### Data shown ###
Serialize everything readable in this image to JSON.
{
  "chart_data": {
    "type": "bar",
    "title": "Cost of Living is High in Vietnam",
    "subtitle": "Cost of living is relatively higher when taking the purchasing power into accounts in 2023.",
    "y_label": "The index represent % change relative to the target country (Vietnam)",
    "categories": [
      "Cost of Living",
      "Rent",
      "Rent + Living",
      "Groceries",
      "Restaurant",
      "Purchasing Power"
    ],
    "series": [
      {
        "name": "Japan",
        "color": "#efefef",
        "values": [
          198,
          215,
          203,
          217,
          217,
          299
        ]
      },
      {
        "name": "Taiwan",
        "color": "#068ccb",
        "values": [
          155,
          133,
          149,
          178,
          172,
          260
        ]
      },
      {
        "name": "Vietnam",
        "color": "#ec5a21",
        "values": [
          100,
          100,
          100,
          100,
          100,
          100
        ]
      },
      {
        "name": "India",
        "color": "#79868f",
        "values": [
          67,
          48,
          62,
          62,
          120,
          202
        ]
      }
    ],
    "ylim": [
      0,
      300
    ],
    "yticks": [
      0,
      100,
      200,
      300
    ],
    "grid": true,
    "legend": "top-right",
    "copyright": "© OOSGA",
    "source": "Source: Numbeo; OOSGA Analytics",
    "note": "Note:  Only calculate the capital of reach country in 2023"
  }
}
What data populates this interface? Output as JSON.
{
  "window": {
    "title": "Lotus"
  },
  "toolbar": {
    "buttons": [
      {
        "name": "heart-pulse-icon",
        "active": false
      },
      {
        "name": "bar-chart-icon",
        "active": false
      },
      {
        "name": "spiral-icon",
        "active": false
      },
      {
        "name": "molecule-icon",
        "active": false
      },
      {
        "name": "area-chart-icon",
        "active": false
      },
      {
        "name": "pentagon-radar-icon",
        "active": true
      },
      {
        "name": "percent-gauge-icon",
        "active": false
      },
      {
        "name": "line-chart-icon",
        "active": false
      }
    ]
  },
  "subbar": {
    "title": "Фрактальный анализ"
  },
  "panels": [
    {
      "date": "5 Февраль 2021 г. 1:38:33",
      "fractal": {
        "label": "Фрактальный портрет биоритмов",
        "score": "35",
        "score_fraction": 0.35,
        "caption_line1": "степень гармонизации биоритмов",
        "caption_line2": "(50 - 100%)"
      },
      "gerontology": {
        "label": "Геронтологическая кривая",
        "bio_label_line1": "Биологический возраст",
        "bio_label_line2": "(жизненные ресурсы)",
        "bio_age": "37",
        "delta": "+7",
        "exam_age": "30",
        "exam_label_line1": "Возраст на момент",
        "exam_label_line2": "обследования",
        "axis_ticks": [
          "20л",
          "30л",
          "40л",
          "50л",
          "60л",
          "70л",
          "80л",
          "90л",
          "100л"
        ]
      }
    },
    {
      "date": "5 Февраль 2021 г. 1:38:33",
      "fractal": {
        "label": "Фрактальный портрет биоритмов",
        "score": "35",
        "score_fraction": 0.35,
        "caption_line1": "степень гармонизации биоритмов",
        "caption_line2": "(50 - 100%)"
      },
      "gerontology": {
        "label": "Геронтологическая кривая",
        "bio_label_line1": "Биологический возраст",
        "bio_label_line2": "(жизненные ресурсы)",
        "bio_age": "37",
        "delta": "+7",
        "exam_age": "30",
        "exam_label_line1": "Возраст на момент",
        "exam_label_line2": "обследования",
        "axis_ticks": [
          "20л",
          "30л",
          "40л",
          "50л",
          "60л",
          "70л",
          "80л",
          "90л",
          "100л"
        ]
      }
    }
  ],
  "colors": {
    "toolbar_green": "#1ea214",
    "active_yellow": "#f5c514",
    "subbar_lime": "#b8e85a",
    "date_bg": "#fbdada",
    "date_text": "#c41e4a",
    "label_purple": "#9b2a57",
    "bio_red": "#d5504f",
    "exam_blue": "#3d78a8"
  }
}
###
## [Stated goal]
Transcribe the material above word for word.

## [Output of the task]
Serialize everything readable in this image to JSON.
{
  "chart_data": {
    "type": "bar",
    "title": "Cost of Living is High in Vietnam",
    "subtitle": "Cost of living is relatively higher when taking the purchasing power into accounts in 2023.",
    "y_label": "The index represent % change relative to the target country (Vietnam)",
    "categories": [
      "Cost of Living",
      "Rent",
      "Rent + Living",
      "Groceries",
      "Restaurant",
      "Purchasing Power"
    ],
    "series": [
      {
        "name": "Japan",
        "color": "#efefef",
        "values": [
          198,
          215,
          203,
          217,
          217,
          299
        ]
      },
      {
        "name": "Taiwan",
        "color": "#068ccb",
        "values": [
          155,
          133,
          149,
          178,
          172,
          260
        ]
      },
      {
        "name": "Vietnam",
        "color": "#ec5a21",
        "values": [
          100,
          100,
          100,
          100,
          100,
          100
        ]
      },
      {
        "name": "India",
        "color": "#79868f",
        "values": [
          67,
          48,
          62,
          62,
          120,
          202
        ]
      }
    ],
    "ylim": [
      0,
      300
    ],
    "yticks": [
      0,
      100,
      200,
      300
    ],
    "grid": true,
    "legend": "top-right",
    "copyright": "© OOSGA",
    "source": "Source: Numbeo; OOSGA Analytics",
    "note": "Note:  Only calculate the capital of reach country in 2023"
  }
}
What data populates this interface? Output as JSON.
{
  "window": {
    "title": "Lotus"
  },
  "toolbar": {
    "buttons": [
      {
        "name": "heart-pulse-icon",
        "active": false
      },
      {
        "name": "bar-chart-icon",
        "active": false
      },
      {
        "name": "spiral-icon",
        "active": false
      },
      {
        "name": "molecule-icon",
        "active": false
      },
      {
        "name": "area-chart-icon",
        "active": false
      },
      {
        "name": "pentagon-radar-icon",
        "active": true
      },
      {
        "name": "percent-gauge-icon",
        "active": false
      },
      {
        "name": "line-chart-icon",
        "active": false
      }
    ]
  },
  "subbar": {
    "title": "Фрактальный анализ"
  },
  "panels": [
    {
      "date": "5 Февраль 2021 г. 1:38:33",
      "fractal": {
        "label": "Фрактальный портрет биоритмов",
        "score": "35",
        "score_fraction": 0.35,
        "caption_line1": "степень гармонизации биоритмов",
        "caption_line2": "(50 - 100%)"
      },
      "gerontology": {
        "label": "Геронтологическая кривая",
        "bio_label_line1": "Биологический возраст",
        "bio_label_line2": "(жизненные ресурсы)",
        "bio_age": "37",
        "delta": "+7",
        "exam_age": "30",
        "exam_label_line1": "Возраст на момент",
        "exam_label_line2": "обследования",
        "axis_ticks": [
          "20л",
          "30л",
          "40л",
          "50л",
          "60л",
          "70л",
          "80л",
          "90л",
          "100л"
        ]
      }
    },
    {
      "date": "5 Февраль 2021 г. 1:38:33",
      "fractal": {
        "label": "Фрактальный портрет биоритмов",
        "score": "35",
        "score_fraction": 0.35,
        "caption_line1": "степень гармонизации биоритмов",
        "caption_line2": "(50 - 100%)"
      },
      "gerontology": {
        "label": "Геронтологическая кривая",
        "bio_label_line1": "Биологический возраст",
        "bio_label_line2": "(жизненные ресурсы)",
        "bio_age": "37",
        "delta": "+7",
        "exam_age": "30",
        "exam_label_line1": "Возраст на момент",
        "exam_label_line2": "обследования",
        "axis_ticks": [
          "20л",
          "30л",
          "40л",
          "50л",
          "60л",
          "70л",
          "80л",
          "90л",
          "100л"
        ]
      }
    }
  ],
  "colors": {
    "toolbar_green": "#1ea214",
    "active_yellow": "#f5c514",
    "subbar_lime": "#b8e85a",
    "date_bg": "#fbdada",
    "date_text": "#c41e4a",
    "label_purple": "#9b2a57",
    "bio_red": "#d5504f",
    "exam_blue": "#3d78a8"
  }
}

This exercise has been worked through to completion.